Data extract:
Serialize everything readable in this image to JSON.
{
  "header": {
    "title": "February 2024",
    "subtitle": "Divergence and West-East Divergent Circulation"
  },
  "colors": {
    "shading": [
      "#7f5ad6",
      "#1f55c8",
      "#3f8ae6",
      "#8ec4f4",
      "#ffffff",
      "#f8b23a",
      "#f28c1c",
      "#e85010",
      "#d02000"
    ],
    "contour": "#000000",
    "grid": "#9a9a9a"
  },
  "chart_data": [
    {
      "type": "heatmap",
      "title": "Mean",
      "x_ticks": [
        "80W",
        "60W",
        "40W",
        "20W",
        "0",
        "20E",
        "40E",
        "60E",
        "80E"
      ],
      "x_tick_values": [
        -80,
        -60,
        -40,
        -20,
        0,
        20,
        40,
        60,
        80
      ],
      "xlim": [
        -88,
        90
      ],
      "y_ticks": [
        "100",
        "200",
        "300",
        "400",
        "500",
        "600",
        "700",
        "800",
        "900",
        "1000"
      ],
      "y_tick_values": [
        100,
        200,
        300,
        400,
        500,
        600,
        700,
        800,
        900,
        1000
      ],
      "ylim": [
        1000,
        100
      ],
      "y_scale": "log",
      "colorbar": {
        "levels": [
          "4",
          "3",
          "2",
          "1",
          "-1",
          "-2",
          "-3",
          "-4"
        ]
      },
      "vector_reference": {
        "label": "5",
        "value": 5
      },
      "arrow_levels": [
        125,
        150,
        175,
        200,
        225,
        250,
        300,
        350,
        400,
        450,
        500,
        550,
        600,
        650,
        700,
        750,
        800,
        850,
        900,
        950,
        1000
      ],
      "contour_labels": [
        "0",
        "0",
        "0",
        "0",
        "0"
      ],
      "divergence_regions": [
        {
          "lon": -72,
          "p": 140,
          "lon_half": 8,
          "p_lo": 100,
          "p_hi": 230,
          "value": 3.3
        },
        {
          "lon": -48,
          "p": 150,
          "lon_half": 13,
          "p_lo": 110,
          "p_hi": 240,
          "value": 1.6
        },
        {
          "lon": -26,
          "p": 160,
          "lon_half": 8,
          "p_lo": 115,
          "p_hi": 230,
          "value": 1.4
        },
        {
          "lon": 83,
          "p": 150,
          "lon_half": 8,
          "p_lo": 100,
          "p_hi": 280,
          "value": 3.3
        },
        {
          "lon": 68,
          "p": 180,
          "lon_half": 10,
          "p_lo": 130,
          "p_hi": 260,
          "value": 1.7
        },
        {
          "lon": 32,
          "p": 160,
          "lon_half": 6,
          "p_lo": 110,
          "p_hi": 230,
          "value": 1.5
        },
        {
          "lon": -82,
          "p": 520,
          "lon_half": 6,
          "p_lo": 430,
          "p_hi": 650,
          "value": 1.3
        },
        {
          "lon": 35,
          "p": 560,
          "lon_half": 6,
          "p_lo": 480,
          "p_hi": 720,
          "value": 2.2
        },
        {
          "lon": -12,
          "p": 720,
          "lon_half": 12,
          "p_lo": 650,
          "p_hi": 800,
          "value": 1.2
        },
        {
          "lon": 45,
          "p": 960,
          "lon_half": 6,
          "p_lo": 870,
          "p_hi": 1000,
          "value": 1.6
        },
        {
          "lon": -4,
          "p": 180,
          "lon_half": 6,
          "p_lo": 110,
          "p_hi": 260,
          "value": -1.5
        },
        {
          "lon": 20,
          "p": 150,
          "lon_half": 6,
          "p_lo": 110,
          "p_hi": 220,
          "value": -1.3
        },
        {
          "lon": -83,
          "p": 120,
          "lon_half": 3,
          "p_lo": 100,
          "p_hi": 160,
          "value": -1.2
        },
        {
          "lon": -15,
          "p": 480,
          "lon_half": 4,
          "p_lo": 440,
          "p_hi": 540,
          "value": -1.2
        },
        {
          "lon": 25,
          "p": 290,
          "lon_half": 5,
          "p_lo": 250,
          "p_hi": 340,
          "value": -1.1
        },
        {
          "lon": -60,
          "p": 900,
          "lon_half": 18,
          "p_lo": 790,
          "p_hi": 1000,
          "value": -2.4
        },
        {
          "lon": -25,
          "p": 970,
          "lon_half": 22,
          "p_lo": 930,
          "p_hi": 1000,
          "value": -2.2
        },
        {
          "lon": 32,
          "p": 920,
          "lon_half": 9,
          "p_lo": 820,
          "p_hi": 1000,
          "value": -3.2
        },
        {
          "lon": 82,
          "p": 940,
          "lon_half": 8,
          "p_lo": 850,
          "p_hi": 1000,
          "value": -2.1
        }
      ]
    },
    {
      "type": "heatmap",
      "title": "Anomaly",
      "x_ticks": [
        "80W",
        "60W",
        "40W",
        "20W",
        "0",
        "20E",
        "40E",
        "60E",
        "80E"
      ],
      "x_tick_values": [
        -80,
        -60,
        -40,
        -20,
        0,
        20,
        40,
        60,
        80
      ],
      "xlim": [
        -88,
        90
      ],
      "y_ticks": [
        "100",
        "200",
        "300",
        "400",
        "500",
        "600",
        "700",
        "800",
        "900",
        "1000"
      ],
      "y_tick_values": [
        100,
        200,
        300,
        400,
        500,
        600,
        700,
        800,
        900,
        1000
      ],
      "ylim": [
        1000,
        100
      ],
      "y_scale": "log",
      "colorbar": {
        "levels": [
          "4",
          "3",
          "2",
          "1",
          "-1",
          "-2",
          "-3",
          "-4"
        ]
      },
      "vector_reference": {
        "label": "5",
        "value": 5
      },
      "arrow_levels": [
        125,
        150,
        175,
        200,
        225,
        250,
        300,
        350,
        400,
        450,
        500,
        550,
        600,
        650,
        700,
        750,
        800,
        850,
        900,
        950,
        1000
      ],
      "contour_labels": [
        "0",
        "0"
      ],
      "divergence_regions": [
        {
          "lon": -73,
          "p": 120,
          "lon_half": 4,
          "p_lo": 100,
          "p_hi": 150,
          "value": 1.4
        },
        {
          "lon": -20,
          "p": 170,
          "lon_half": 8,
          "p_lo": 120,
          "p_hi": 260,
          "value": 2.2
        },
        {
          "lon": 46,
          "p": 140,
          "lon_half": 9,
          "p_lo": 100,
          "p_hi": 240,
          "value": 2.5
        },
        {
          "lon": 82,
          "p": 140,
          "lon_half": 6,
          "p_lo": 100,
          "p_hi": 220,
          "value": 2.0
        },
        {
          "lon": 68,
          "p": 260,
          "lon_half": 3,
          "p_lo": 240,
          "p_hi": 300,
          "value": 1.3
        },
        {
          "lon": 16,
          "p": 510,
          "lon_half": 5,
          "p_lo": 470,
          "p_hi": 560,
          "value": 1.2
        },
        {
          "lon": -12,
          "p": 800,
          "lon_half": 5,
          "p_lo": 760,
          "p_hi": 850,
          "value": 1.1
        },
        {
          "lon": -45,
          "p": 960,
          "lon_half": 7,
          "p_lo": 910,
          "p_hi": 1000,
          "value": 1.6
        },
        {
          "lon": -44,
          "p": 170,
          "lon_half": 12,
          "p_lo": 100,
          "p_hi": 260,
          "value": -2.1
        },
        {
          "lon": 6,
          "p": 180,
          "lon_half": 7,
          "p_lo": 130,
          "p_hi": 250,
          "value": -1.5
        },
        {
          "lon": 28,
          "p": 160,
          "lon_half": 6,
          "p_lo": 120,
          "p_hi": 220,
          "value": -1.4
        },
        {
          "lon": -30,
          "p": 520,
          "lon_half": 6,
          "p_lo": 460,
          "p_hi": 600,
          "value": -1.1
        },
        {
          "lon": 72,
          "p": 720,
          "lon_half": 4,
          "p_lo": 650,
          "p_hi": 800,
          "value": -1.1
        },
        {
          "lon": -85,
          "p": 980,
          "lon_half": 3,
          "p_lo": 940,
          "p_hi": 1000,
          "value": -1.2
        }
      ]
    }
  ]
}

Task statement:
Write the data back out verbatim.

Task result:
Serialize everything readable in this image to JSON.
{
  "header": {
    "title": "February 2024",
    "subtitle": "Divergence and West-East Divergent Circulation"
  },
  "colors": {
    "shading": [
      "#7f5ad6",
      "#1f55c8",
      "#3f8ae6",
      "#8ec4f4",
      "#ffffff",
      "#f8b23a",
      "#f28c1c",
      "#e85010",
      "#d02000"
    ],
    "contour": "#000000",
    "grid": "#9a9a9a"
  },
  "chart_data": [
    {
      "type": "heatmap",
      "title": "Mean",
      "x_ticks": [
        "80W",
        "60W",
        "40W",
        "20W",
        "0",
        "20E",
        "40E",
        "60E",
        "80E"
      ],
      "x_tick_values": [
        -80,
        -60,
        -40,
        -20,
        0,
        20,
        40,
        60,
        80
      ],
      "xlim": [
        -88,
        90
      ],
      "y_ticks": [
        "100",
        "200",
        "300",
        "400",
        "500",
        "600",
        "700",
        "800",
        "900",
        "1000"
      ],
      "y_tick_values": [
        100,
        200,
        300,
        400,
        500,
        600,
        700,
        800,
        900,
        1000
      ],
      "ylim": [
        1000,
        100
      ],
      "y_scale": "log",
      "colorbar": {
        "levels": [
          "4",
          "3",
          "2",
          "1",
          "-1",
          "-2",
          "-3",
          "-4"
        ]
      },
      "vector_reference": {
        "label": "5",
        "value": 5
      },
      "arrow_levels": [
        125,
        150,
        175,
        200,
        225,
        250,
        300,
        350,
        400,
        450,
        500,
        550,
        600,
        650,
        700,
        750,
        800,
        850,
        900,
        950,
        1000
      ],
      "contour_labels": [
        "0",
        "0",
        "0",
        "0",
        "0"
      ],
      "divergence_regions": [
        {
          "lon": -72,
          "p": 140,
          "lon_half": 8,
          "p_lo": 100,
          "p_hi": 230,
          "value": 3.3
        },
        {
          "lon": -48,
          "p": 150,
          "lon_half": 13,
          "p_lo": 110,
          "p_hi": 240,
          "value": 1.6
        },
        {
          "lon": -26,
          "p": 160,
          "lon_half": 8,
          "p_lo": 115,
          "p_hi": 230,
          "value": 1.4
        },
        {
          "lon": 83,
          "p": 150,
          "lon_half": 8,
          "p_lo": 100,
          "p_hi": 280,
          "value": 3.3
        },
        {
          "lon": 68,
          "p": 180,
          "lon_half": 10,
          "p_lo": 130,
          "p_hi": 260,
          "value": 1.7
        },
        {
          "lon": 32,
          "p": 160,
          "lon_half": 6,
          "p_lo": 110,
          "p_hi": 230,
          "value": 1.5
        },
        {
          "lon": -82,
          "p": 520,
          "lon_half": 6,
          "p_lo": 430,
          "p_hi": 650,
          "value": 1.3
        },
        {
          "lon": 35,
          "p": 560,
          "lon_half": 6,
          "p_lo": 480,
          "p_hi": 720,
          "value": 2.2
        },
        {
          "lon": -12,
          "p": 720,
          "lon_half": 12,
          "p_lo": 650,
          "p_hi": 800,
          "value": 1.2
        },
        {
          "lon": 45,
          "p": 960,
          "lon_half": 6,
          "p_lo": 870,
          "p_hi": 1000,
          "value": 1.6
        },
        {
          "lon": -4,
          "p": 180,
          "lon_half": 6,
          "p_lo": 110,
          "p_hi": 260,
          "value": -1.5
        },
        {
          "lon": 20,
          "p": 150,
          "lon_half": 6,
          "p_lo": 110,
          "p_hi": 220,
          "value": -1.3
        },
        {
          "lon": -83,
          "p": 120,
          "lon_half": 3,
          "p_lo": 100,
          "p_hi": 160,
          "value": -1.2
        },
        {
          "lon": -15,
          "p": 480,
          "lon_half": 4,
          "p_lo": 440,
          "p_hi": 540,
          "value": -1.2
        },
        {
          "lon": 25,
          "p": 290,
          "lon_half": 5,
          "p_lo": 250,
          "p_hi": 340,
          "value": -1.1
        },
        {
          "lon": -60,
          "p": 900,
          "lon_half": 18,
          "p_lo": 790,
          "p_hi": 1000,
          "value": -2.4
        },
        {
          "lon": -25,
          "p": 970,
          "lon_half": 22,
          "p_lo": 930,
          "p_hi": 1000,
          "value": -2.2
        },
        {
          "lon": 32,
          "p": 920,
          "lon_half": 9,
          "p_lo": 820,
          "p_hi": 1000,
          "value": -3.2
        },
        {
          "lon": 82,
          "p": 940,
          "lon_half": 8,
          "p_lo": 850,
          "p_hi": 1000,
          "value": -2.1
        }
      ]
    },
    {
      "type": "heatmap",
      "title": "Anomaly",
      "x_ticks": [
        "80W",
        "60W",
        "40W",
        "20W",
        "0",
        "20E",
        "40E",
        "60E",
        "80E"
      ],
      "x_tick_values": [
        -80,
        -60,
        -40,
        -20,
        0,
        20,
        40,
        60,
        80
      ],
      "xlim": [
        -88,
        90
      ],
      "y_ticks": [
        "100",
        "200",
        "300",
        "400",
        "500",
        "600",
        "700",
        "800",
        "900",
        "1000"
      ],
      "y_tick_values": [
        100,
        200,
        300,
        400,
        500,
        600,
        700,
        800,
        900,
        1000
      ],
      "ylim": [
        1000,
        100
      ],
      "y_scale": "log",
      "colorbar": {
        "levels": [
          "4",
          "3",
          "2",
          "1",
          "-1",
          "-2",
          "-3",
          "-4"
        ]
      },
      "vector_reference": {
        "label": "5",
        "value": 5
      },
      "arrow_levels": [
        125,
        150,
        175,
        200,
        225,
        250,
        300,
        350,
        400,
        450,
        500,
        550,
        600,
        650,
        700,
        750,
        800,
        850,
        900,
        950,
        1000
      ],
      "contour_labels": [
        "0",
        "0"
      ],
      "divergence_regions": [
        {
          "lon": -73,
          "p": 120,
          "lon_half": 4,
          "p_lo": 100,
          "p_hi": 150,
          "value": 1.4
        },
        {
          "lon": -20,
          "p": 170,
          "lon_half": 8,
          "p_lo": 120,
          "p_hi": 260,
          "value": 2.2
        },
        {
          "lon": 46,
          "p": 140,
          "lon_half": 9,
          "p_lo": 100,
          "p_hi": 240,
          "value": 2.5
        },
        {
          "lon": 82,
          "p": 140,
          "lon_half": 6,
          "p_lo": 100,
          "p_hi": 220,
          "value": 2.0
        },
        {
          "lon": 68,
          "p": 260,
          "lon_half": 3,
          "p_lo": 240,
          "p_hi": 300,
          "value": 1.3
        },
        {
          "lon": 16,
          "p": 510,
          "lon_half": 5,
          "p_lo": 470,
          "p_hi": 560,
          "value": 1.2
        },
        {
          "lon": -12,
          "p": 800,
          "lon_half": 5,
          "p_lo": 760,
          "p_hi": 850,
          "value": 1.1
        },
        {
          "lon": -45,
          "p": 960,
          "lon_half": 7,
          "p_lo": 910,
          "p_hi": 1000,
          "value": 1.6
        },
        {
          "lon": -44,
          "p": 170,
          "lon_half": 12,
          "p_lo": 100,
          "p_hi": 260,
          "value": -2.1
        },
        {
          "lon": 6,
          "p": 180,
          "lon_half": 7,
          "p_lo": 130,
          "p_hi": 250,
          "value": -1.5
        },
        {
          "lon": 28,
          "p": 160,
          "lon_half": 6,
          "p_lo": 120,
          "p_hi": 220,
          "value": -1.4
        },
        {
          "lon": -30,
          "p": 520,
          "lon_half": 6,
          "p_lo": 460,
          "p_hi": 600,
          "value": -1.1
        },
        {
          "lon": 72,
          "p": 720,
          "lon_half": 4,
          "p_lo": 650,
          "p_hi": 800,
          "value": -1.1
        },
        {
          "lon": -85,
          "p": 980,
          "lon_half": 3,
          "p_lo": 940,
          "p_hi": 1000,
          "value": -1.2
        }
      ]
    }
  ]
}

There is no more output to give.